(WHAT YOU HAVE TO DO):
Please write out every line of the data below, character for character, with no changes.

## Start WORKING DATA

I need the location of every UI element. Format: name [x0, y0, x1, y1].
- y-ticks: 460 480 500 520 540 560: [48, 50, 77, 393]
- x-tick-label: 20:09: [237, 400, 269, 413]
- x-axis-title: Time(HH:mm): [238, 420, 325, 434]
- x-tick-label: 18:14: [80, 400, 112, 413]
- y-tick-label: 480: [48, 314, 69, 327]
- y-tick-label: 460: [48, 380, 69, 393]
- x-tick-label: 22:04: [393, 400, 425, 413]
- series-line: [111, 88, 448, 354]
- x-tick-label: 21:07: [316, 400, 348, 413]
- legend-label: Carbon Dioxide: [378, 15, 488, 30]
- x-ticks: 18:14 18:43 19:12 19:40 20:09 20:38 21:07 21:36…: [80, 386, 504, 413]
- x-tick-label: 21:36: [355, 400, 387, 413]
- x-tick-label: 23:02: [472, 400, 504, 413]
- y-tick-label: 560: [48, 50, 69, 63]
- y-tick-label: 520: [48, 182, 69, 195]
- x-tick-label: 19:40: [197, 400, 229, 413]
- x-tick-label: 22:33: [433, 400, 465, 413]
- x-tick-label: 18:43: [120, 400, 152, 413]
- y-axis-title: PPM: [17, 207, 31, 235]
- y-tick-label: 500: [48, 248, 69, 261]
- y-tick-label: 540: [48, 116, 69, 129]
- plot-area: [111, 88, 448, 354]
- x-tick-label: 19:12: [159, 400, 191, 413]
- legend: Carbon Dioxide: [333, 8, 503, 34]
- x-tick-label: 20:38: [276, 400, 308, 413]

## End WORKING DATA

(COMPLETED EXERCISE):
I need the location of every UI element. Format: name [x0, y0, x1, y1].
- y-ticks: 460 480 500 520 540 560: [48, 50, 77, 393]
- x-tick-label: 20:09: [237, 400, 269, 413]
- x-axis-title: Time(HH:mm): [238, 420, 325, 434]
- x-tick-label: 18:14: [80, 400, 112, 413]
- y-tick-label: 480: [48, 314, 69, 327]
- y-tick-label: 460: [48, 380, 69, 393]
- x-tick-label: 22:04: [393, 400, 425, 413]
- series-line: [111, 88, 448, 354]
- x-tick-label: 21:07: [316, 400, 348, 413]
- legend-label: Carbon Dioxide: [378, 15, 488, 30]
- x-ticks: 18:14 18:43 19:12 19:40 20:09 20:38 21:07 21:36…: [80, 386, 504, 413]
- x-tick-label: 21:36: [355, 400, 387, 413]
- x-tick-label: 23:02: [472, 400, 504, 413]
- y-tick-label: 560: [48, 50, 69, 63]
- y-tick-label: 520: [48, 182, 69, 195]
- x-tick-label: 19:40: [197, 400, 229, 413]
- x-tick-label: 22:33: [433, 400, 465, 413]
- x-tick-label: 18:43: [120, 400, 152, 413]
- y-axis-title: PPM: [17, 207, 31, 235]
- y-tick-label: 500: [48, 248, 69, 261]
- y-tick-label: 540: [48, 116, 69, 129]
- plot-area: [111, 88, 448, 354]
- x-tick-label: 19:12: [159, 400, 191, 413]
- legend: Carbon Dioxide: [333, 8, 503, 34]
- x-tick-label: 20:38: [276, 400, 308, 413]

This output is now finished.